◆ RECORDS TO PROCESS:
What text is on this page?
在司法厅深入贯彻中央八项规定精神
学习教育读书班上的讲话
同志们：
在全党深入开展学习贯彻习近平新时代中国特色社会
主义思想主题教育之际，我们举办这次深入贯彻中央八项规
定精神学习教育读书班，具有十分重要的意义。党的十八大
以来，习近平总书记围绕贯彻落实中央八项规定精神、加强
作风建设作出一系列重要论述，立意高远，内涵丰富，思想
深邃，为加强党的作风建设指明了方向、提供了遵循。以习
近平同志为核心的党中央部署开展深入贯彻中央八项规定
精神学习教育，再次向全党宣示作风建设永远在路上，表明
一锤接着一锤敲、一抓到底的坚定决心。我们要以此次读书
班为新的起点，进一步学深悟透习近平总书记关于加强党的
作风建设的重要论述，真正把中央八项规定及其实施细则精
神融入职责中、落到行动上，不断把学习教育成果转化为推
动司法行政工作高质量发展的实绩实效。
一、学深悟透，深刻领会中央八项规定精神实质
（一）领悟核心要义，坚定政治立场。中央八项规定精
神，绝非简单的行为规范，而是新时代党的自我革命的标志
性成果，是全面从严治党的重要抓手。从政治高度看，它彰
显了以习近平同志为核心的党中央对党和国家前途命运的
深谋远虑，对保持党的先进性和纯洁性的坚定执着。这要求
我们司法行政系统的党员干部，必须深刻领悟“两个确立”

◆ JOB: Copy out the full material exactly as it appears.

◆ WRITTEN ANSWER:
What text is on this page?
在司法厅深入贯彻中央八项规定精神
学习教育读书班上的讲话
同志们：
在全党深入开展学习贯彻习近平新时代中国特色社会
主义思想主题教育之际，我们举办这次深入贯彻中央八项规
定精神学习教育读书班，具有十分重要的意义。党的十八大
以来，习近平总书记围绕贯彻落实中央八项规定精神、加强
作风建设作出一系列重要论述，立意高远，内涵丰富，思想
深邃，为加强党的作风建设指明了方向、提供了遵循。以习
近平同志为核心的党中央部署开展深入贯彻中央八项规定
精神学习教育，再次向全党宣示作风建设永远在路上，表明
一锤接着一锤敲、一抓到底的坚定决心。我们要以此次读书
班为新的起点，进一步学深悟透习近平总书记关于加强党的
作风建设的重要论述，真正把中央八项规定及其实施细则精
神融入职责中、落到行动上，不断把学习教育成果转化为推
动司法行政工作高质量发展的实绩实效。
一、学深悟透，深刻领会中央八项规定精神实质
（一）领悟核心要义，坚定政治立场。中央八项规定精
神，绝非简单的行为规范，而是新时代党的自我革命的标志
性成果，是全面从严治党的重要抓手。从政治高度看，它彰
显了以习近平同志为核心的党中央对党和国家前途命运的
深谋远虑，对保持党的先进性和纯洁性的坚定执着。这要求
我们司法行政系统的党员干部，必须深刻领悟“两个确立”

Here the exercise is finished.